§ EXERCISE DESCRIPTION
Can you output the material exactly as written, minus any pictures it holds?

[Data records]
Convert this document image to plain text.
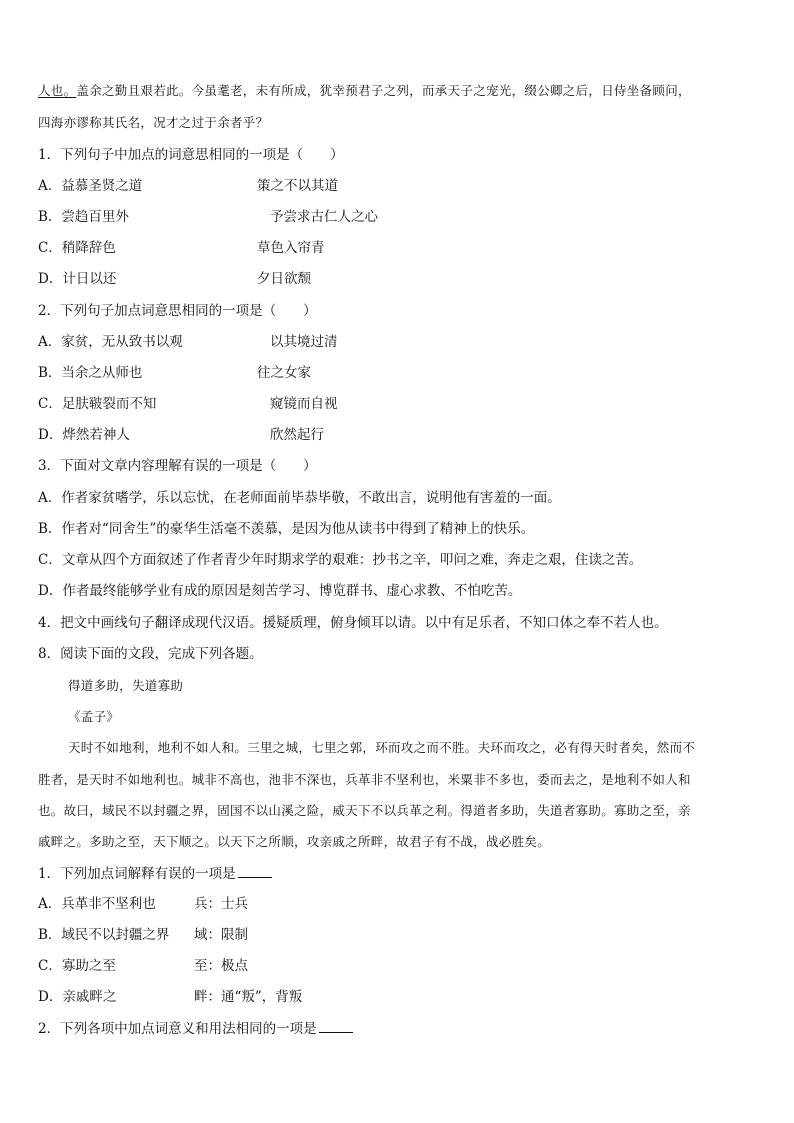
人也。盖余之勤且艰若此。今虽耄老，未有所成，犹幸预君子之列，而承天子之宠光，缀公卿之后，日侍坐备顾问，
四海亦谬称其氏名，况才之过于余者乎？
1．下列句子中加点的词意思相同的一项是（　　）
A．益慕圣贤之道	策之不以其道
B．尝趋百里外	予尝求古仁人之心
C．稍降辞色	草色入帘青
D．计日以还	夕日欲颓
2．下列句子加点词意思相同的一项是（　　）
A．家贫，无从致书以观	以其境过清
B．当余之从师也	往之女家
C．足肤皲裂而不知	窥镜而自视
D．烨然若神人	欣然起行
3．下面对文章内容理解有误的一项是（　　）
A．作者家贫嗜学，乐以忘忧，在老师面前毕恭毕敬，不敢出言，说明他有害羞的一面。
B．作者对“同舍生”的豪华生活毫不羡慕，是因为他从读书中得到了精神上的快乐。
C．文章从四个方面叙述了作者青少年时期求学的艰难：抄书之辛，叩问之难，奔走之艰，住读之苦。
D．作者最终能够学业有成的原因是刻苦学习、博览群书、虚心求教、不怕吃苦。
4．把文中画线句子翻译成现代汉语。援疑质理，俯身倾耳以请。以中有足乐者，不知口体之奉不若人也。
8．阅读下面的文段，完成下列各题。
得道多助，失道寡助
《孟子》
天时不如地利，地利不如人和。三里之城，七里之郭，环而攻之而不胜。夫环而攻之，必有得天时者矣，然而不
胜者，是天时不如地利也。城非不高也，池非不深也，兵革非不坚利也，米粟非不多也，委而去之，是地利不如人和
也。故曰，域民不以封疆之界，固国不以山溪之险，威天下不以兵革之利。得道者多助，失道者寡助。寡助之至，亲
戚畔之。多助之至，天下顺之。以天下之所顺，攻亲戚之所畔，故君子有不战，战必胜矣。
1．下列加点词解释有误的一项是
A．兵革非不坚利也	兵：士兵
B．域民不以封疆之界 域：限制
C．寡助之至	至：极点
D．亲戚畔之	畔：通“叛”，背叛
2．下列各项中加点词意义和用法相同的一项是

§ THE OUTPUT
Convert this document image to plain text.
人也。盖余之勤且艰若此。今虽耄老，未有所成，犹幸预君子之列，而承天子之宠光，缀公卿之后，日侍坐备顾问，
四海亦谬称其氏名，况才之过于余者乎？
1．下列句子中加点的词意思相同的一项是（　　）
A．益慕圣贤之道	策之不以其道
B．尝趋百里外	予尝求古仁人之心
C．稍降辞色	草色入帘青
D．计日以还	夕日欲颓
2．下列句子加点词意思相同的一项是（　　）
A．家贫，无从致书以观	以其境过清
B．当余之从师也	往之女家
C．足肤皲裂而不知	窥镜而自视
D．烨然若神人	欣然起行
3．下面对文章内容理解有误的一项是（　　）
A．作者家贫嗜学，乐以忘忧，在老师面前毕恭毕敬，不敢出言，说明他有害羞的一面。
B．作者对“同舍生”的豪华生活毫不羡慕，是因为他从读书中得到了精神上的快乐。
C．文章从四个方面叙述了作者青少年时期求学的艰难：抄书之辛，叩问之难，奔走之艰，住读之苦。
D．作者最终能够学业有成的原因是刻苦学习、博览群书、虚心求教、不怕吃苦。
4．把文中画线句子翻译成现代汉语。援疑质理，俯身倾耳以请。以中有足乐者，不知口体之奉不若人也。
8．阅读下面的文段，完成下列各题。
得道多助，失道寡助
《孟子》
天时不如地利，地利不如人和。三里之城，七里之郭，环而攻之而不胜。夫环而攻之，必有得天时者矣，然而不
胜者，是天时不如地利也。城非不高也，池非不深也，兵革非不坚利也，米粟非不多也，委而去之，是地利不如人和
也。故曰，域民不以封疆之界，固国不以山溪之险，威天下不以兵革之利。得道者多助，失道者寡助。寡助之至，亲
戚畔之。多助之至，天下顺之。以天下之所顺，攻亲戚之所畔，故君子有不战，战必胜矣。
1．下列加点词解释有误的一项是
A．兵革非不坚利也	兵：士兵
B．域民不以封疆之界 域：限制
C．寡助之至	至：极点
D．亲戚畔之	畔：通“叛”，背叛
2．下列各项中加点词意义和用法相同的一项是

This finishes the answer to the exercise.